→ **WHAT YOU ARE ASKED TO DO**
Pull every line with the word "Если" out of the entries below.

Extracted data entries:
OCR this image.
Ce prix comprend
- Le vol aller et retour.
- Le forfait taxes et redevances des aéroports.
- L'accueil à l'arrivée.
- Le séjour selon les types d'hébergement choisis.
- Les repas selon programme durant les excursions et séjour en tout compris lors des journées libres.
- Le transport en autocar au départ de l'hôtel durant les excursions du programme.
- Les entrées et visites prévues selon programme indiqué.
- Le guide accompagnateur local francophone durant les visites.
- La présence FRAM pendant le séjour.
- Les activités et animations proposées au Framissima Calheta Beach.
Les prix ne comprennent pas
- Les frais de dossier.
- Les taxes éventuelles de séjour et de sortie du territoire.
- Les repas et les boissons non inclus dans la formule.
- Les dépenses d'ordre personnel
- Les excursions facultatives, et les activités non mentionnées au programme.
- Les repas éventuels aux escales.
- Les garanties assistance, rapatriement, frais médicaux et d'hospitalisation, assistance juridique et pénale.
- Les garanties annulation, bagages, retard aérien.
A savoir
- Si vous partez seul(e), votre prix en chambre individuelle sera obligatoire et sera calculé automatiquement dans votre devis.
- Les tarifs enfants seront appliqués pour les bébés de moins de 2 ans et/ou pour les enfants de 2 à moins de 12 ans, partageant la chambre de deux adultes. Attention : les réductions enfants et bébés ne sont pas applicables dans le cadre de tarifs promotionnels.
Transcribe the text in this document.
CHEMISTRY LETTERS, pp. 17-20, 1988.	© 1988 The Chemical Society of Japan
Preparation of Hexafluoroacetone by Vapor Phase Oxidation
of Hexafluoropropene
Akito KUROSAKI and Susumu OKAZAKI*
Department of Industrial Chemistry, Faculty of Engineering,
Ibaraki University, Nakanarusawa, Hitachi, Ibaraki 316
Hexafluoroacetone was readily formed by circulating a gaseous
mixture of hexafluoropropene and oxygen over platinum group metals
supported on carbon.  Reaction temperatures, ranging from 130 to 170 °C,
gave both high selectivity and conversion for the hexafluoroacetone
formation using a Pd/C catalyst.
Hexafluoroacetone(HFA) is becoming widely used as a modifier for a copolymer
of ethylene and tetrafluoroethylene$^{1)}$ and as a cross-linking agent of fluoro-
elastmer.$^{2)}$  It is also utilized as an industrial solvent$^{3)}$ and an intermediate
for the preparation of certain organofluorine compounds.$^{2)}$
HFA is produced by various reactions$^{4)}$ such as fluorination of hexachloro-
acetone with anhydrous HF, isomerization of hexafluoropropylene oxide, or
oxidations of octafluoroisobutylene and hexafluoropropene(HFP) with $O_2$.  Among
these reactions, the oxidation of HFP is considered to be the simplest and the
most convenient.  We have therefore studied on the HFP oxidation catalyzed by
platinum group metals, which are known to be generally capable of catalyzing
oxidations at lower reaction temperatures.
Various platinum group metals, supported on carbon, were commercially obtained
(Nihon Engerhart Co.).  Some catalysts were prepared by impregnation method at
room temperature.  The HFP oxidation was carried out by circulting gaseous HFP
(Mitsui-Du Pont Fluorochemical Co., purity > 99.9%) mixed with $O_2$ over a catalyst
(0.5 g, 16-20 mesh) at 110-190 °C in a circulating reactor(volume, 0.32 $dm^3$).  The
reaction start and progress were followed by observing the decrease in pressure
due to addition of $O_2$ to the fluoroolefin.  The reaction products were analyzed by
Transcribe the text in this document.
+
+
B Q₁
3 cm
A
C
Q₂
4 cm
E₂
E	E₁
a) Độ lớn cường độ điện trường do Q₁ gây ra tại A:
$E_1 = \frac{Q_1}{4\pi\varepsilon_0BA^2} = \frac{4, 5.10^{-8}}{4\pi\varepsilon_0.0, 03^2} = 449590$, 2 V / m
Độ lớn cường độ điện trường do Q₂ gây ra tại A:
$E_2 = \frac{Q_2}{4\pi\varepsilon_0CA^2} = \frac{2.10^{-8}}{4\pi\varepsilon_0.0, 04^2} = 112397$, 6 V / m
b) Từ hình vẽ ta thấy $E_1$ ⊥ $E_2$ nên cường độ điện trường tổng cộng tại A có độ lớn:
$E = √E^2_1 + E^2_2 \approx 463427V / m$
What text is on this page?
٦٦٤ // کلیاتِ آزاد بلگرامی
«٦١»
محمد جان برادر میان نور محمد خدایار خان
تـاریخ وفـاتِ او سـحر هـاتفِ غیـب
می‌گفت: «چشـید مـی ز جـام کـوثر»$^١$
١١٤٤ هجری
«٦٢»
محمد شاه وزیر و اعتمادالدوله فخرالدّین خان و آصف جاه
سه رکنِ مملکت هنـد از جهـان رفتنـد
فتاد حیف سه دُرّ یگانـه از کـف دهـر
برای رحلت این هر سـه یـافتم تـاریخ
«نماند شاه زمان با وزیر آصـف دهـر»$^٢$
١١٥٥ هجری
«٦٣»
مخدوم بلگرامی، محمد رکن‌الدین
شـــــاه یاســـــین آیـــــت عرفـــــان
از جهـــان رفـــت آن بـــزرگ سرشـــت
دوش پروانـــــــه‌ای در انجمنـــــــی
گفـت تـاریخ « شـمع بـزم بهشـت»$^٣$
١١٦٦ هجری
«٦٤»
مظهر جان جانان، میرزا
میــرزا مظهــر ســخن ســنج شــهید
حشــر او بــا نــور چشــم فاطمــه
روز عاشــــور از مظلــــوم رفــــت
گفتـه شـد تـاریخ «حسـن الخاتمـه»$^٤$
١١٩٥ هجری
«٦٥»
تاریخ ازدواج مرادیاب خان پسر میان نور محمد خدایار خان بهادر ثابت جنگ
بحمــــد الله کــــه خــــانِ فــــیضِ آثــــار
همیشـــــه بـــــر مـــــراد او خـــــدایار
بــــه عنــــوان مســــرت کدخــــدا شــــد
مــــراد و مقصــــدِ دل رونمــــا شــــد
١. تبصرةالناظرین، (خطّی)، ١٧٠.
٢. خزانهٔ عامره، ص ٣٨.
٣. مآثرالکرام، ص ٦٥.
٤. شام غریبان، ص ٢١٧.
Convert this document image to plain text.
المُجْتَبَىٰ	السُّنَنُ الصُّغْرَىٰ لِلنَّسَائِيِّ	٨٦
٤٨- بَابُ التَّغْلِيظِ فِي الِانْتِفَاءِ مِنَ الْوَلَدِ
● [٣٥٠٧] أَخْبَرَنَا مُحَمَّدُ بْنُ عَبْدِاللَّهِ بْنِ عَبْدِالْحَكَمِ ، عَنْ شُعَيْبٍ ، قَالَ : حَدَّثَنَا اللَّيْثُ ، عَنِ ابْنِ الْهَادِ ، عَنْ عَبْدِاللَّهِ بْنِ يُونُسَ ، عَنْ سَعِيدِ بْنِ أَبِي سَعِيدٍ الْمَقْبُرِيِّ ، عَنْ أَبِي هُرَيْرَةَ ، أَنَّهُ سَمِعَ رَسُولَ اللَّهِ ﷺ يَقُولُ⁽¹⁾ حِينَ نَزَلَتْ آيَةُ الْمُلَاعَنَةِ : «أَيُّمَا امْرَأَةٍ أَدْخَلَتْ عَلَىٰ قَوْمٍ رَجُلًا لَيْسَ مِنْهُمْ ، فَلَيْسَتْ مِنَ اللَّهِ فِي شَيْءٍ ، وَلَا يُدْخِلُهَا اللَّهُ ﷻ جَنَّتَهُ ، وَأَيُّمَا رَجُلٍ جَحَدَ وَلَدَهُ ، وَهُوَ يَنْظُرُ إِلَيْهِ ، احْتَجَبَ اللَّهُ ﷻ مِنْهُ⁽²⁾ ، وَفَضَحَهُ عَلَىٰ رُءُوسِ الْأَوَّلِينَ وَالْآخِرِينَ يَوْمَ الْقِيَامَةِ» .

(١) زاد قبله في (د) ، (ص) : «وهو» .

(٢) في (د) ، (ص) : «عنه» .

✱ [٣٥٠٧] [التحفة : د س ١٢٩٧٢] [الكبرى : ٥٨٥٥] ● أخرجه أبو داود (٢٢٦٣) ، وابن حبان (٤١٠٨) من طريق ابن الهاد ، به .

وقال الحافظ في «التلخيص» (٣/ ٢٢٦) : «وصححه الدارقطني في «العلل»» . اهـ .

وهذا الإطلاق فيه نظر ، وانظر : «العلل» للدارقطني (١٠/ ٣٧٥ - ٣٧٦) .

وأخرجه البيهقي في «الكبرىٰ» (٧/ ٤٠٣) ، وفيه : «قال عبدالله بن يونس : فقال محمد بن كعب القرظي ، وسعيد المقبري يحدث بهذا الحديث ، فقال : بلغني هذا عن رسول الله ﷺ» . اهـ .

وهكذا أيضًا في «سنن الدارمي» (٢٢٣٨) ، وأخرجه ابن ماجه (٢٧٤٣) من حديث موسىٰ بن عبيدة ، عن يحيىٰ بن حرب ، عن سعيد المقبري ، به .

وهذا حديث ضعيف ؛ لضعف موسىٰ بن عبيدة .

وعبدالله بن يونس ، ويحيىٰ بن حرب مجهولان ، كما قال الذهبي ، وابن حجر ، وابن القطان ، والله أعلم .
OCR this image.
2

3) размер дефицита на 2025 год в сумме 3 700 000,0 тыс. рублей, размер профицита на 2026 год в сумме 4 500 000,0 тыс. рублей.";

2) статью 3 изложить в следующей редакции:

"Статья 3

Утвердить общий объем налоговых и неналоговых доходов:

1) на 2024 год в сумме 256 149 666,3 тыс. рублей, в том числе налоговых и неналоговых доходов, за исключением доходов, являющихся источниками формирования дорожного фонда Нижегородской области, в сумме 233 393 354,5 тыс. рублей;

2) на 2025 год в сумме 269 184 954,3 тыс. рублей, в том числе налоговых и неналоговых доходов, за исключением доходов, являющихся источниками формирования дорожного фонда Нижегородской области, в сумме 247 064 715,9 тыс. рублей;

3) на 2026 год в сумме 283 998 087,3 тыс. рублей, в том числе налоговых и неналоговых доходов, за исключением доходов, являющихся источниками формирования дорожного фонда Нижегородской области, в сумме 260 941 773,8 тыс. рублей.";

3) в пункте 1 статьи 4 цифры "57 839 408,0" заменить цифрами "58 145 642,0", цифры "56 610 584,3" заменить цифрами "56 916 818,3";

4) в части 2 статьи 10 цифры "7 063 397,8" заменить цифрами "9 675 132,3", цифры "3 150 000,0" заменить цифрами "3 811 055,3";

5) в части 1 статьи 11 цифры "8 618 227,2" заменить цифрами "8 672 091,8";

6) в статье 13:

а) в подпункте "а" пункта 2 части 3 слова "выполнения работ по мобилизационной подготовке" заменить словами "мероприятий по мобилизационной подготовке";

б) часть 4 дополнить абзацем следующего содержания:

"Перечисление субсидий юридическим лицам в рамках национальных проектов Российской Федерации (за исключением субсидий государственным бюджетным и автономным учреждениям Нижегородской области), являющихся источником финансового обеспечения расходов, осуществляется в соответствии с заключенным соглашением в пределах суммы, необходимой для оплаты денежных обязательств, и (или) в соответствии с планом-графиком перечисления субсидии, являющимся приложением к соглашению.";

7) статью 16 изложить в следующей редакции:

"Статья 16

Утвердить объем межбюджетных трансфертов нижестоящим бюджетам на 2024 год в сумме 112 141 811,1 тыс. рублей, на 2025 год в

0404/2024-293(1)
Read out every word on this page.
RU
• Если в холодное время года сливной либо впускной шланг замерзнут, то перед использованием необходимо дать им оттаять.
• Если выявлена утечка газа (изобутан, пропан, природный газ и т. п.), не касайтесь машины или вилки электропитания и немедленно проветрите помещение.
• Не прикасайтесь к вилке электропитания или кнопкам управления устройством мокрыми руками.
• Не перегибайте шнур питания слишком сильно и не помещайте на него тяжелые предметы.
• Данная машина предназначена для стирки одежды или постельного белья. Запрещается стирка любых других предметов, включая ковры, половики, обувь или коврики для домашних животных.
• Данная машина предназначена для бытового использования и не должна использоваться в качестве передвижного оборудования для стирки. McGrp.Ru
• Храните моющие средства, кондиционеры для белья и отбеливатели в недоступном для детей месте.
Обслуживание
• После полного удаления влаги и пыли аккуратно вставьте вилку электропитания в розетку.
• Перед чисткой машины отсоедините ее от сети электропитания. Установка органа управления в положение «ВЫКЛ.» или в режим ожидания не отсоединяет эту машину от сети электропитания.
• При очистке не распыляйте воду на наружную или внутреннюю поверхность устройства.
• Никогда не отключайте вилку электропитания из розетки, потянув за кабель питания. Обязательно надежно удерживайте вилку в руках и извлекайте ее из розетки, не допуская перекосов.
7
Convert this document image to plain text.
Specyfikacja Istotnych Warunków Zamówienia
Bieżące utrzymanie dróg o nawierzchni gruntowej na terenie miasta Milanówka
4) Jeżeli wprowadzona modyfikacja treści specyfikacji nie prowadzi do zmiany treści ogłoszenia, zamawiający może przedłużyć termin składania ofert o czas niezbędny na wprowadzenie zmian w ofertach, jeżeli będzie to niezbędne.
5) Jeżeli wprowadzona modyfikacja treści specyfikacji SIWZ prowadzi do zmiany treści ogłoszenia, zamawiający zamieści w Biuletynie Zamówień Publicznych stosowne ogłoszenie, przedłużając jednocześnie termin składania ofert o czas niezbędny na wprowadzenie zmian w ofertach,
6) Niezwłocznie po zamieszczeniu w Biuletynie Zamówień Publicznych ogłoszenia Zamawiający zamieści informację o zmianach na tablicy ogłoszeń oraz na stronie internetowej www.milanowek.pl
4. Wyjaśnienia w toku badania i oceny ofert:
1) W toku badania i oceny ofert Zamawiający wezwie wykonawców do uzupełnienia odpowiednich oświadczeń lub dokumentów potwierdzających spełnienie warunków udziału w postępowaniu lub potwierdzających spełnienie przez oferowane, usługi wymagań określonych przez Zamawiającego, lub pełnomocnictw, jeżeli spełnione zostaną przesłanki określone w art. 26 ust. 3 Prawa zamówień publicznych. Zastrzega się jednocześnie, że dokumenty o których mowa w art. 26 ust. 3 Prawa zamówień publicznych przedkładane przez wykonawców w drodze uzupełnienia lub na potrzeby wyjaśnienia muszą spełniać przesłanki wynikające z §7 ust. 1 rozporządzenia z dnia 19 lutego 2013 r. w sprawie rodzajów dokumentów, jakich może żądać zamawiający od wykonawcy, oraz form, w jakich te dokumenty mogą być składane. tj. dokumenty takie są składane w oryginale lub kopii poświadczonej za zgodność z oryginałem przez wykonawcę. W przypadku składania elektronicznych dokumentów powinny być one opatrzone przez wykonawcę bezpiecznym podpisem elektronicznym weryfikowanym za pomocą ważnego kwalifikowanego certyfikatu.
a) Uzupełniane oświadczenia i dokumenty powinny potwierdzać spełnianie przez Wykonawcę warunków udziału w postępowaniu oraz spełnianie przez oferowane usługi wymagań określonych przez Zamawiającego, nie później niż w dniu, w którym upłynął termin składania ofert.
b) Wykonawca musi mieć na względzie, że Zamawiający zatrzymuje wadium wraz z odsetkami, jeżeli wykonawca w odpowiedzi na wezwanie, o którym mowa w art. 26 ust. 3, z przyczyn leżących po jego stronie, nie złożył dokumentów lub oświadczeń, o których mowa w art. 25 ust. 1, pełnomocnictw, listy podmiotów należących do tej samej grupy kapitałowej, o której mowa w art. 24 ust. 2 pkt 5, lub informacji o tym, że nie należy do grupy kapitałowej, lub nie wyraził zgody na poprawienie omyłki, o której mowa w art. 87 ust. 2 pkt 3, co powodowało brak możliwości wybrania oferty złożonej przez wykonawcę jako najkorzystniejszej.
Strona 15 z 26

→ **OUTPUT FOR THIS EXERCISE**
• Если в холодное время года сливной либо впускной шланг замерзнут, то перед использованием необходимо дать им оттаять.
• Если выявлена утечка газа (изобутан, пропан, природный газ и т. п.), не касайтесь машины или вилки электропитания и немедленно проветрите помещение.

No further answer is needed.